PROBLEMS TO WORK ON =
A. Answer these questions from the article on measuring football player value:
(i) According to the analysis the article cites, how many yards is a first down worth?
(ii) Why is TAY/P hard to apply to NCAA players?
(iii) From which site does the author draw the statistics, and how many players does it list for a given statistic?
B. Continue the article on measuring football player value from the point where it stops.

DOCUMENT EXTRACT =
======
The holy grail for every sports analytics community is a single player metric for value. The baseball SABR community has wins above replacement, basketball has plus-minus, and hockey has combinations of both. Football has... yards per play?
Defining Player Quality
"Quality" or value" on a football field is notoriously difficult to quantify, and even more difficult to assign to individual players. Topher Doll (@Topher_Doll) tracks the predictive accuracy of different metrics for the NFL, and one of the best efficiency metrics for predicting future games (and thus, a true sign of quality or skill) is Total Adjusted Yards per Play (TAY/P). One of the best things about TAY/P is its relative ease of calculation:
TAY/P = ([Yards] + 9*F[First Downs] + 11*[Touchdowns] - 45*[Interceptions]) ÷ [Total Plays]
Total Adjusted Yards per Play is meant for analyzing quarterback play, but it's doesn't require any conversion (other than removing interceptions) to apply to running backs and receivers. Analysis done at The GridFe and Football Perspective have determined that the "value" of first downs is worth the equivalent of nine yards, and the value of a touchdown is worth twenty yards (touchdowns are also counted at first downs in stat sheets, which is why the equation uses a coefficient of 11 for touchdowns).
One problem with using TAY/P to analyze players in the NCAA is that first downs aren't tracked for individual players, only for teams. To work around this issue, I made the assumption that a players rate of first downs is proportional to their share of a teams' total plays and yards. To help explain this, here's an example:
The University of Okoboji has 40 non-touchdown rushing first downs on the season. As a team, Okoboji has rushed for 2,000 yards on 400 attempts. The leading rusher for Okoboji had 1,200 yards on 200 attempts, so he had 60% of the team's yards, and 50% of the team's attempts. The average of his ratio of plays and yards is 55%, so he earned 0.55 x 40 = 22 non-touchdown first downs. Add in his individual touchdowns, and we should have a reasonable estimate for his total number of first downs, and can calculate his TAY/P.
Setting a Replacement Level
Now that we know a player's TAY/P, the next step is calculating his value above replacement. For baseball, replacement level is a fairly concrete, non-abstract distinction--it's the average level of performance for a player freely available on the open market, basically an average high Triple-A player, or about the 40th-best player at any given position (32 teams, plus bench players). For college football, though, there is no open market, and the talent disparity between the best and worst teams is much larger than in any professional league (especially in Division III), so any definition of replacement level is going to be necessarily arbitrary.
With about 250 teams playing Division III, a "replacement level" player at any position should be about the 250th-best player at that position. Because the talent disparity in DIII is so large, there should be a decent number of starters at lower-tier schools that perform below replacement level. I am drawing all of my statistics from the NCAA Stats site, which only lists the Top 200 players for any given statistic (such as rushing, passing, or receiving yards per game), so it's impossible for the "best" 250 players in TAY/P to be in my sample. It's also unlikely that all of the 200 running backs, receivers, or quarterbacks in yards/game would perform above replacement level, but a decent majority (say, 150 of 200?) should be above replacement level. A decent proxy to achieve this result is to set the replacement level of efficiency at 1/2 a standard deviation below average.
======
PROVIDED RECORDS =
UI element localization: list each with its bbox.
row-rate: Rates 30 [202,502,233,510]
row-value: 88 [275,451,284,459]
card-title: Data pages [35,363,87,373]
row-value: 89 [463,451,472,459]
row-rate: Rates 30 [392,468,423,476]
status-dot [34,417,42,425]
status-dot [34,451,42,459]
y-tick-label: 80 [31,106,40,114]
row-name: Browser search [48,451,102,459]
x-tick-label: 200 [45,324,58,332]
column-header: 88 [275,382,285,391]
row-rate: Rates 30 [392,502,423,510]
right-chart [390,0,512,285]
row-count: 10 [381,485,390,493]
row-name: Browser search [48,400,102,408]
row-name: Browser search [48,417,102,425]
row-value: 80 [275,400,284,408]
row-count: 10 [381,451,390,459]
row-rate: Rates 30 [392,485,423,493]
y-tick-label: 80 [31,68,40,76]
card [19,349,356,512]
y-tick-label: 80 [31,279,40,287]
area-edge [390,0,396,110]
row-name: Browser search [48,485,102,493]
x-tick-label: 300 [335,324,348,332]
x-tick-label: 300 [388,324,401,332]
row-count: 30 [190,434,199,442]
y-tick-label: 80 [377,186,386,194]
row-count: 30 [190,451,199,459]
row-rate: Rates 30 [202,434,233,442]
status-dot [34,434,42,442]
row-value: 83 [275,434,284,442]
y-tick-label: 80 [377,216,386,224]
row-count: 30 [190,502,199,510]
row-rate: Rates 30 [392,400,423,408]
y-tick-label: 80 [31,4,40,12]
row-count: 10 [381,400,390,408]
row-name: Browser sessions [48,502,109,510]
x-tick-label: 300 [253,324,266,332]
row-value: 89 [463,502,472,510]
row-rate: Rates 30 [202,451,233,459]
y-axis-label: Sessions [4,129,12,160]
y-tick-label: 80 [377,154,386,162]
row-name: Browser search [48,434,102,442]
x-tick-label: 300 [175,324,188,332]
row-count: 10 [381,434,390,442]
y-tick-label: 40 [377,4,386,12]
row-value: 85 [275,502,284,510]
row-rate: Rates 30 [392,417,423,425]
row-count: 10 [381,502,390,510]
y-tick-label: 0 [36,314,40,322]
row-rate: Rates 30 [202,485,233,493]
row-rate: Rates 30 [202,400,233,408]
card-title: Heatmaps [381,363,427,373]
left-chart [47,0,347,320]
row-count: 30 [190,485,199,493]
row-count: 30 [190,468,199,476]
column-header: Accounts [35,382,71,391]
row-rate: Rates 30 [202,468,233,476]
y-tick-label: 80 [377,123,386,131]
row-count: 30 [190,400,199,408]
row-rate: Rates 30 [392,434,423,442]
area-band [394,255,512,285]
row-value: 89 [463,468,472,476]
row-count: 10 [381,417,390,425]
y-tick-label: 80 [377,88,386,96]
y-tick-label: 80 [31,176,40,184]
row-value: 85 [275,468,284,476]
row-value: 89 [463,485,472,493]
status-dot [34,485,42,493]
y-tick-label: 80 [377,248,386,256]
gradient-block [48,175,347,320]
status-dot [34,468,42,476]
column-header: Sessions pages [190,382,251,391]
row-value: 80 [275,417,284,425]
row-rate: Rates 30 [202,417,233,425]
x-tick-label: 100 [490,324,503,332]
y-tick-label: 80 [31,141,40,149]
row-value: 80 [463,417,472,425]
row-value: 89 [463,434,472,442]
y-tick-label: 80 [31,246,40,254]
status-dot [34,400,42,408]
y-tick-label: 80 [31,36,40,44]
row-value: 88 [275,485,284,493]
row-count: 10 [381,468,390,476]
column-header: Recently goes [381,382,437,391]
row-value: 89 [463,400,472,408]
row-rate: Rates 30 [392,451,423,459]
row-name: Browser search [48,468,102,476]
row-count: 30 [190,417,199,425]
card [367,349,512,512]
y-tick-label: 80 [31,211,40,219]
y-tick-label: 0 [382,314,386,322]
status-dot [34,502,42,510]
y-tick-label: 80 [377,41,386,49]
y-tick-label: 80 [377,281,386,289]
======
ANSWERS FOR THIS EXERCISE =
A.
(i) Nine yards.
(ii) First downs are tracked only for teams, not for individual players.
(iii) The NCAA Stats site, which lists the top 200 players.

B.
Just like how baseball uses positional adjustments for WAR, I'll be making similar adjustments based on the type of play. For passing plays, the average TAY/P is almost exactly 8.0, and the replacement level is 6.8. For rushing plays, the average and replacement levels of efficiency are 7.3 and 6.6, respectively. The highest passing TAY/P in the country (De'Angelo Fulford) is around 16.0, and the highest rushing TAY/P (Hunter Belzo) is around 13.2. Yards Above Replacement Player (YARP) for a quarterback and running back are pretty simple:
[YARP] = [Total Plays] * ([Player TAY/P] - [Replacement Level TAY/P])
For receivers, I didn't want to use yards per reception to determine player efficiency, because it drastically underestimates the value of high-quantity/low-yardage receivers--the Wes Welkers, Tavon Austins, and Quinn Buschbachers of the world. In fantasy football, the best metric to predict future results (which, again, is a good indicator of quality or skill) is yards per route run, so that's what I'll be using for my determination of receiver value. Just like with first downs, the NCAA doesn't track the number of routes run by a receiver.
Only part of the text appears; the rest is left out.